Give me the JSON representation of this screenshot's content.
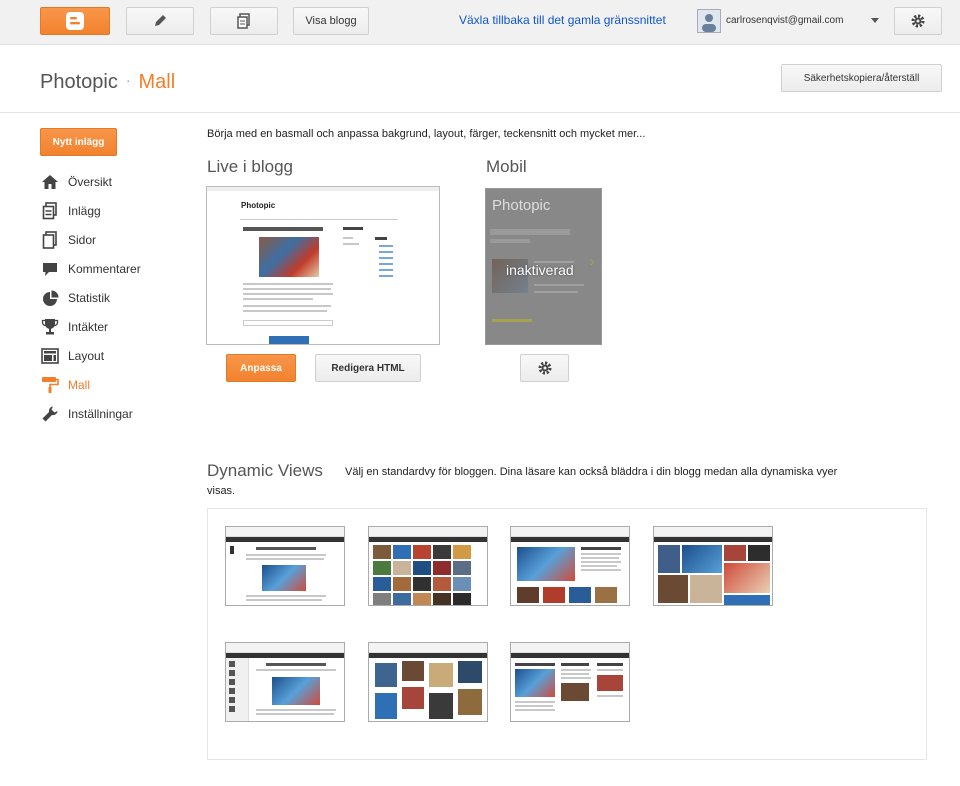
{
  "topbar": {
    "new_post_icon": "pencil-icon",
    "view_blog_label": "Visa blogg",
    "switch_link": "Växla tillbaka till det gamla gränssnittet",
    "account_email": "carlrosenqvist@gmail.com"
  },
  "header": {
    "blog_name": "Photopic",
    "separator": "·",
    "current_section": "Mall",
    "backup_label": "Säkerhetskopiera/återställ"
  },
  "sidebar": {
    "new_post_label": "Nytt inlägg",
    "items": [
      {
        "label": "Översikt",
        "icon": "home-icon"
      },
      {
        "label": "Inlägg",
        "icon": "posts-icon"
      },
      {
        "label": "Sidor",
        "icon": "pages-icon"
      },
      {
        "label": "Kommentarer",
        "icon": "comments-icon"
      },
      {
        "label": "Statistik",
        "icon": "stats-icon"
      },
      {
        "label": "Intäkter",
        "icon": "trophy-icon"
      },
      {
        "label": "Layout",
        "icon": "layout-icon"
      },
      {
        "label": "Mall",
        "icon": "template-icon"
      },
      {
        "label": "Inställningar",
        "icon": "wrench-icon"
      }
    ]
  },
  "main": {
    "intro": "Börja med en basmall och anpassa bakgrund, layout, färger, teckensnitt och mycket mer...",
    "live_title": "Live i blogg",
    "live_preview_title": "Photopic",
    "customize_label": "Anpassa",
    "edit_html_label": "Redigera HTML",
    "mobile_title": "Mobil",
    "mobile_preview_title": "Photopic",
    "mobile_overlay": "inaktiverad",
    "dynamic_title": "Dynamic Views",
    "dynamic_desc_1": "Välj en standardvy för bloggen. Dina läsare kan också bläddra i din blogg medan alla dynamiska vyer",
    "dynamic_desc_2": "visas."
  },
  "colors": {
    "accent": "#f57d28",
    "link": "#1155cc"
  }
}
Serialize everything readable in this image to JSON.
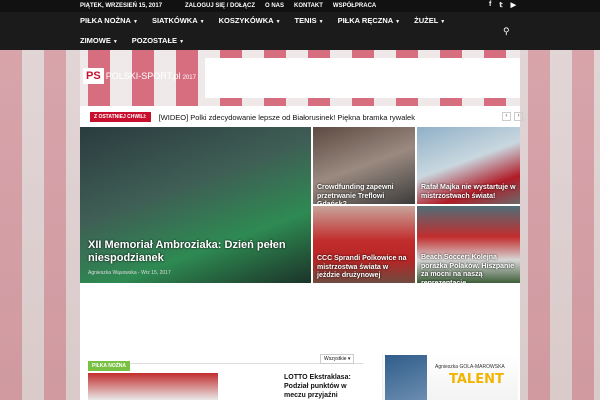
{
  "topbar": {
    "date": "PIĄTEK, WRZESIEŃ 15, 2017",
    "links": [
      "ZALOGUJ SIĘ / DOŁĄCZ",
      "O NAS",
      "KONTAKT",
      "WSPÓŁPRACA"
    ],
    "social": [
      "facebook-icon",
      "twitter-icon",
      "youtube-icon"
    ]
  },
  "nav": {
    "row1": [
      "PIŁKA NOŻNA",
      "SIATKÓWKA",
      "KOSZYKÓWKA",
      "TENIS",
      "PIŁKA RĘCZNA",
      "ŻUŻEL"
    ],
    "row2": [
      "ZIMOWE",
      "POZOSTAŁE"
    ]
  },
  "logo": {
    "ps": "PS",
    "name": "POLSKI-SPORT.pl",
    "year": "2017"
  },
  "ticker": {
    "badge": "Z OSTATNIEJ CHWILI:",
    "text": "[WIDEO] Polki zdecydowanie lepsze od Białorusinek! Piękna bramka rywalek"
  },
  "featured": {
    "big": {
      "title": "XII Memoriał Ambroziaka: Dzień pełen niespodzianek",
      "author": "Agnieszka Wąsowska",
      "date": "Wrz 15, 2017"
    },
    "tiles": [
      "Crowdfunding zapewni przetrwanie Treflowi Gdańsk?",
      "Rafał Majka nie wystartuje w mistrzostwach świata!",
      "CCC Sprandi Polkowice na mistrzostwa świata w jeździe drużynowej",
      "Beach Soccer: Kolejna porażka Polaków. Hiszpanie za mocni na naszą reprezentację…"
    ]
  },
  "section": {
    "badge": "PIŁKA NOŻNA",
    "filter": "Wszystkie",
    "news_title": "LOTTO Ekstraklasa: Podział punktów w meczu przyjaźni"
  },
  "ad": {
    "brand": "Agnieszka GOLA-MAROWSKA",
    "text": "TALENT"
  },
  "colors": {
    "accent": "#c8102e",
    "section": "#7ac143",
    "nav": "#1b1b1b"
  }
}
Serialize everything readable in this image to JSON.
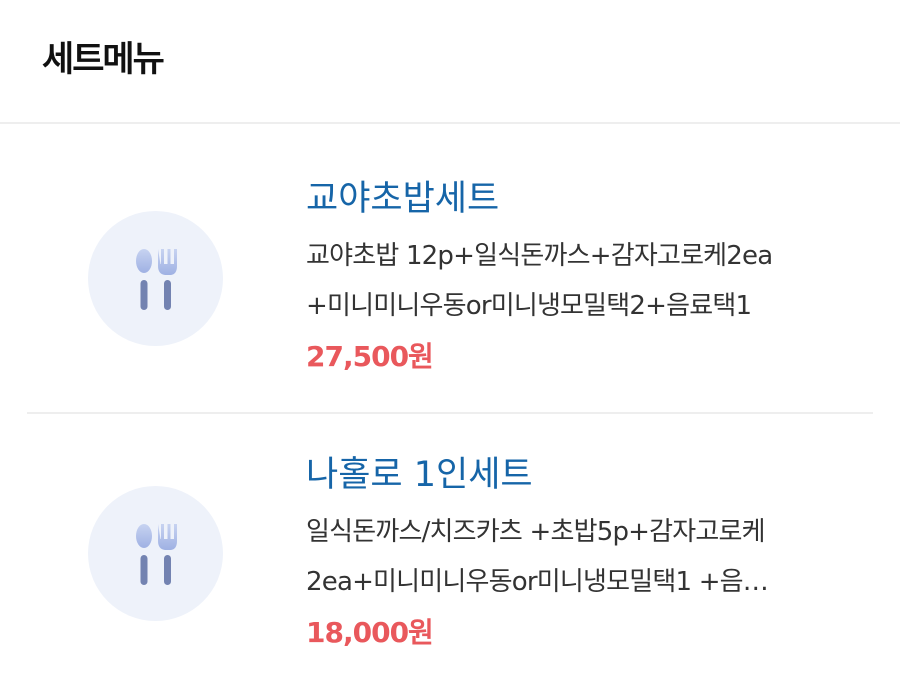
{
  "header": {
    "title": "세트메뉴"
  },
  "set_menu": {
    "items": [
      {
        "name": "교야초밥세트",
        "description_line1": "교야초밥 12p+일식돈까스+감자고로케2ea",
        "description_line2": "+미니미니우동or미니냉모밀택2+음료택1",
        "price": "27,500원",
        "icon": "utensils-icon"
      },
      {
        "name": "나홀로 1인세트",
        "description_line1": "일식돈까스/치즈카츠 +초밥5p+감자고로케",
        "description_line2": "2ea+미니미니우동or미니냉모밀택1 +음…",
        "price": "18,000원",
        "icon": "utensils-icon"
      }
    ]
  },
  "colors": {
    "name": "#1665a8",
    "price": "#e9585c",
    "icon_bg": "#eef2fa"
  }
}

____________

Exercise goal: Copy out the listing exactly as it stands, but not the pictures.

Complete response:
Give me the JSON representation of this screenshot's content.
{
  "topbar": {
    "new_post_icon": "pencil-icon",
    "view_blog_label": "Visa blogg",
    "switch_link": "Växla tillbaka till det gamla gränssnittet",
    "account_email": "carlrosenqvist@gmail.com"
  },
  "header": {
    "blog_name": "Photopic",
    "separator": "·",
    "current_section": "Mall",
    "backup_label": "Säkerhetskopiera/återställ"
  },
  "sidebar": {
    "new_post_label": "Nytt inlägg",
    "items": [
      {
        "label": "Översikt",
        "icon": "home-icon"
      },
      {
        "label": "Inlägg",
        "icon": "posts-icon"
      },
      {
        "label": "Sidor",
        "icon": "pages-icon"
      },
      {
        "label": "Kommentarer",
        "icon": "comments-icon"
      },
      {
        "label": "Statistik",
        "icon": "stats-icon"
      },
      {
        "label": "Intäkter",
        "icon": "trophy-icon"
      },
      {
        "label": "Layout",
        "icon": "layout-icon"
      },
      {
        "label": "Mall",
        "icon": "template-icon"
      },
      {
        "label": "Inställningar",
        "icon": "wrench-icon"
      }
    ]
  },
  "main": {
    "intro": "Börja med en basmall och anpassa bakgrund, layout, färger, teckensnitt och mycket mer...",
    "live_title": "Live i blogg",
    "live_preview_title": "Photopic",
    "customize_label": "Anpassa",
    "edit_html_label": "Redigera HTML",
    "mobile_title": "Mobil",
    "mobile_preview_title": "Photopic",
    "mobile_overlay": "inaktiverad",
    "dynamic_title": "Dynamic Views",
    "dynamic_desc_1": "Välj en standardvy för bloggen. Dina läsare kan också bläddra i din blogg medan alla dynamiska vyer",
    "dynamic_desc_2": "visas."
  },
  "colors": {
    "accent": "#f57d28",
    "link": "#1155cc"
  }
}
Serialize everything readable in this image to JSON.
{
  "topbar": {
    "date": "PIĄTEK, WRZESIEŃ 15, 2017",
    "links": [
      "ZALOGUJ SIĘ / DOŁĄCZ",
      "O NAS",
      "KONTAKT",
      "WSPÓŁPRACA"
    ],
    "social": [
      "facebook-icon",
      "twitter-icon",
      "youtube-icon"
    ]
  },
  "nav": {
    "row1": [
      "PIŁKA NOŻNA",
      "SIATKÓWKA",
      "KOSZYKÓWKA",
      "TENIS",
      "PIŁKA RĘCZNA",
      "ŻUŻEL"
    ],
    "row2": [
      "ZIMOWE",
      "POZOSTAŁE"
    ]
  },
  "logo": {
    "ps": "PS",
    "name": "POLSKI-SPORT.pl",
    "year": "2017"
  },
  "ticker": {
    "badge": "Z OSTATNIEJ CHWILI:",
    "text": "[WIDEO] Polki zdecydowanie lepsze od Białorusinek! Piękna bramka rywalek"
  },
  "featured": {
    "big": {
      "title": "XII Memoriał Ambroziaka: Dzień pełen niespodzianek",
      "author": "Agnieszka Wąsowska",
      "date": "Wrz 15, 2017"
    },
    "tiles": [
      "Crowdfunding zapewni przetrwanie Treflowi Gdańsk?",
      "Rafał Majka nie wystartuje w mistrzostwach świata!",
      "CCC Sprandi Polkowice na mistrzostwa świata w jeździe drużynowej",
      "Beach Soccer: Kolejna porażka Polaków. Hiszpanie za mocni na naszą reprezentację…"
    ]
  },
  "section": {
    "badge": "PIŁKA NOŻNA",
    "filter": "Wszystkie",
    "news_title": "LOTTO Ekstraklasa: Podział punktów w meczu przyjaźni"
  },
  "ad": {
    "brand": "Agnieszka GOLA-MAROWSKA",
    "text": "TALENT"
  },
  "colors": {
    "accent": "#c8102e",
    "section": "#7ac143",
    "nav": "#1b1b1b"
  }
}
Serialize everything readable in this image to JSON.
{
  "header": {
    "title": "세트메뉴"
  },
  "set_menu": {
    "items": [
      {
        "name": "교야초밥세트",
        "description_line1": "교야초밥 12p+일식돈까스+감자고로케2ea",
        "description_line2": "+미니미니우동or미니냉모밀택2+음료택1",
        "price": "27,500원",
        "icon": "utensils-icon"
      },
      {
        "name": "나홀로 1인세트",
        "description_line1": "일식돈까스/치즈카츠 +초밥5p+감자고로케",
        "description_line2": "2ea+미니미니우동or미니냉모밀택1 +음…",
        "price": "18,000원",
        "icon": "utensils-icon"
      }
    ]
  },
  "colors": {
    "name": "#1665a8",
    "price": "#e9585c",
    "icon_bg": "#eef2fa"
  }
}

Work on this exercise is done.